*Work to do*: Scan the lines below for the word "Hernandez". Copy each line you find it in.

══════════════════════════════

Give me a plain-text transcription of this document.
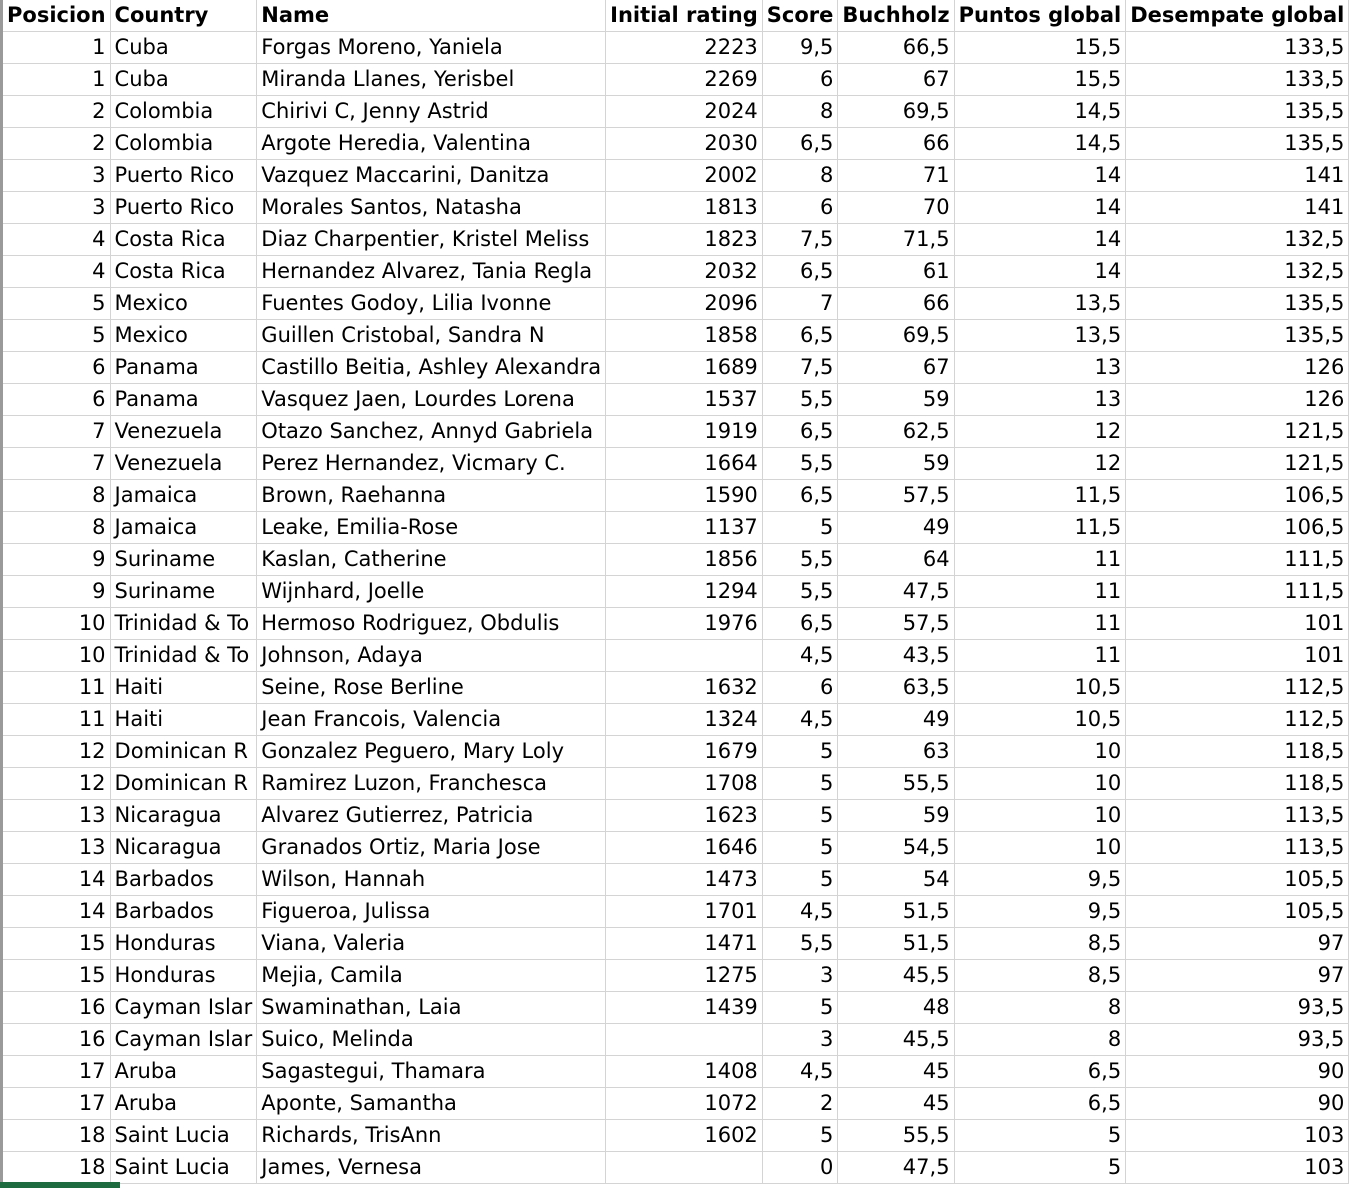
Posicion	Country	Name	Initial rating	Score	Buchholz	Puntos global	Desempate global
1	Cuba	Forgas Moreno, Yaniela	2223	9,5	66,5	15,5	133,5
1	Cuba	Miranda Llanes, Yerisbel	2269	6	67	15,5	133,5
2	Colombia	Chirivi C, Jenny Astrid	2024	8	69,5	14,5	135,5
2	Colombia	Argote Heredia, Valentina	2030	6,5	66	14,5	135,5
3	Puerto Rico	Vazquez Maccarini, Danitza	2002	8	71	14	141
3	Puerto Rico	Morales Santos, Natasha	1813	6	70	14	141
4	Costa Rica	Diaz Charpentier, Kristel Meliss	1823	7,5	71,5	14	132,5
4	Costa Rica	Hernandez Alvarez, Tania Regla	2032	6,5	61	14	132,5
5	Mexico	Fuentes Godoy, Lilia Ivonne	2096	7	66	13,5	135,5
5	Mexico	Guillen Cristobal, Sandra N	1858	6,5	69,5	13,5	135,5
6	Panama	Castillo Beitia, Ashley Alexandra	1689	7,5	67	13	126
6	Panama	Vasquez Jaen, Lourdes Lorena	1537	5,5	59	13	126
7	Venezuela	Otazo Sanchez, Annyd Gabriela	1919	6,5	62,5	12	121,5
7	Venezuela	Perez Hernandez, Vicmary C.	1664	5,5	59	12	121,5
8	Jamaica	Brown, Raehanna	1590	6,5	57,5	11,5	106,5
8	Jamaica	Leake, Emilia-Rose	1137	5	49	11,5	106,5
9	Suriname	Kaslan, Catherine	1856	5,5	64	11	111,5
9	Suriname	Wijnhard, Joelle	1294	5,5	47,5	11	111,5
10	Trinidad & To	Hermoso Rodriguez, Obdulis	1976	6,5	57,5	11	101
10	Trinidad & To	Johnson, Adaya		4,5	43,5	11	101
11	Haiti	Seine, Rose Berline	1632	6	63,5	10,5	112,5
11	Haiti	Jean Francois, Valencia	1324	4,5	49	10,5	112,5
12	Dominican R	Gonzalez Peguero, Mary Loly	1679	5	63	10	118,5
12	Dominican R	Ramirez Luzon, Franchesca	1708	5	55,5	10	118,5
13	Nicaragua	Alvarez Gutierrez, Patricia	1623	5	59	10	113,5
13	Nicaragua	Granados Ortiz, Maria Jose	1646	5	54,5	10	113,5
14	Barbados	Wilson, Hannah	1473	5	54	9,5	105,5
14	Barbados	Figueroa, Julissa	1701	4,5	51,5	9,5	105,5
15	Honduras	Viana, Valeria	1471	5,5	51,5	8,5	97
15	Honduras	Mejia, Camila	1275	3	45,5	8,5	97
16	Cayman Islar	Swaminathan, Laia	1439	5	48	8	93,5
16	Cayman Islar	Suico, Melinda		3	45,5	8	93,5
17	Aruba	Sagastegui, Thamara	1408	4,5	45	6,5	90
17	Aruba	Aponte, Samantha	1072	2	45	6,5	90
18	Saint Lucia	Richards, TrisAnn	1602	5	55,5	5	103
18	Saint Lucia	James, Vernesa		0	47,5	5	103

══════════════════════════════

*Result for this exercise*:
4	Costa Rica	Hernandez Alvarez, Tania Regla	2032	6,5	61	14	132,5
7	Venezuela	Perez Hernandez, Vicmary C.	1664	5,5	59	12	121,5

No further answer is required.